* _OBJECTIVE_
Reproduce the lines below verbatim, beginning with the first line and stopping after the line that contains "status-green-icon [53,122,61,130]".

[START OF DATA FOR THIS EXERCISE]

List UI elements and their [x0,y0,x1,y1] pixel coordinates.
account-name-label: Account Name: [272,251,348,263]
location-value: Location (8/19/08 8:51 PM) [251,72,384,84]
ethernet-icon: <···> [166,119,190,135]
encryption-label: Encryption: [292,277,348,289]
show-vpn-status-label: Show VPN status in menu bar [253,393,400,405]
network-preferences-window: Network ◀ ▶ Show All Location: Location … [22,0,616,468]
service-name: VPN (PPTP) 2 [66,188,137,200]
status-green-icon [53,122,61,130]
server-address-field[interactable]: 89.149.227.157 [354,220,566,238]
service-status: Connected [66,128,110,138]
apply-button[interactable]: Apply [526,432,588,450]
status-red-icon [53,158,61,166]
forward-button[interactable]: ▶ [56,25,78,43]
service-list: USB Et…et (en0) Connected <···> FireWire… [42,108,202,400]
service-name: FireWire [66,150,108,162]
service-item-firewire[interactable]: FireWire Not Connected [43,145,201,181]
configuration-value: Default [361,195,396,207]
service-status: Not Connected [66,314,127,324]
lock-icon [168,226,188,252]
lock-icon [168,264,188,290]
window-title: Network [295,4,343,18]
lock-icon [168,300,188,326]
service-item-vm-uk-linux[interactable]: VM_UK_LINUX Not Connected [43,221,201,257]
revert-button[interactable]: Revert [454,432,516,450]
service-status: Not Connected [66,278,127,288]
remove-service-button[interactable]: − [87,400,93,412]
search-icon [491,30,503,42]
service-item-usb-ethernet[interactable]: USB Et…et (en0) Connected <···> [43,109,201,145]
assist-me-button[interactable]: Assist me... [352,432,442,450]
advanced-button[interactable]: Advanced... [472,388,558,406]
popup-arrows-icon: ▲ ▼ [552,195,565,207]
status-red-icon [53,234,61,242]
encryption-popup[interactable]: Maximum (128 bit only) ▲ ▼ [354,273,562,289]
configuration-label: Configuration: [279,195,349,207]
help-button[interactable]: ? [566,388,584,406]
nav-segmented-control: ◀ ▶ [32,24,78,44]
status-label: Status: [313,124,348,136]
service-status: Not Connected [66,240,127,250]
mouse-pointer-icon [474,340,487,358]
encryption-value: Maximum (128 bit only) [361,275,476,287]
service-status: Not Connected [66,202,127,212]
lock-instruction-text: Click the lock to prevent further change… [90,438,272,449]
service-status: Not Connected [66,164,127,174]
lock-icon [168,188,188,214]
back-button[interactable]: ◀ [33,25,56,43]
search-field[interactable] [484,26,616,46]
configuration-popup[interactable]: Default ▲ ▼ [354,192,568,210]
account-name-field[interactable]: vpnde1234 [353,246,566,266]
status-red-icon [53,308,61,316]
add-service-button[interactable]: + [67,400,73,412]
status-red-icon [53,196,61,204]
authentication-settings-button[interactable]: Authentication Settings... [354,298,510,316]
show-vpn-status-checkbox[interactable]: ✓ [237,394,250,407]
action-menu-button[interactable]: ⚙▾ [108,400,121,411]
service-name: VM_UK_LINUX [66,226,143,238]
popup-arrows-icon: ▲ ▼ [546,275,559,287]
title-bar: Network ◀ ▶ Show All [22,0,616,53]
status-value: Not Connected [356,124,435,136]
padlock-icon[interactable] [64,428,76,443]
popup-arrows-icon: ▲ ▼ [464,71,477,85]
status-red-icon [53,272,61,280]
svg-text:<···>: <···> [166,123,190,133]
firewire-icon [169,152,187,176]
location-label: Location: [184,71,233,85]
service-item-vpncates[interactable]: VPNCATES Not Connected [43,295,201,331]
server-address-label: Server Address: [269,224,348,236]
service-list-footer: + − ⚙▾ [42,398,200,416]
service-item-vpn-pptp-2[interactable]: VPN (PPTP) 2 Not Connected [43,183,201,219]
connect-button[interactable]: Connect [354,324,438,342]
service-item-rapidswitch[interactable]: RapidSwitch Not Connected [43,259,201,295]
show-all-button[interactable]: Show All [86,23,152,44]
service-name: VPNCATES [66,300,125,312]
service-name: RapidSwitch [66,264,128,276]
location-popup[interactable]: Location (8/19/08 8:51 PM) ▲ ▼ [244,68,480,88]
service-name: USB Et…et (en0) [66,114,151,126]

[END OF DATA FOR THIS EXERCISE]

* _PROBLEM SOLUTION_
List UI elements and their [x0,y0,x1,y1] pixel coordinates.
account-name-label: Account Name: [272,251,348,263]
location-value: Location (8/19/08 8:51 PM) [251,72,384,84]
ethernet-icon: <···> [166,119,190,135]
encryption-label: Encryption: [292,277,348,289]
show-vpn-status-label: Show VPN status in menu bar [253,393,400,405]
network-preferences-window: Network ◀ ▶ Show All Location: Location … [22,0,616,468]
service-name: VPN (PPTP) 2 [66,188,137,200]
status-green-icon [53,122,61,130]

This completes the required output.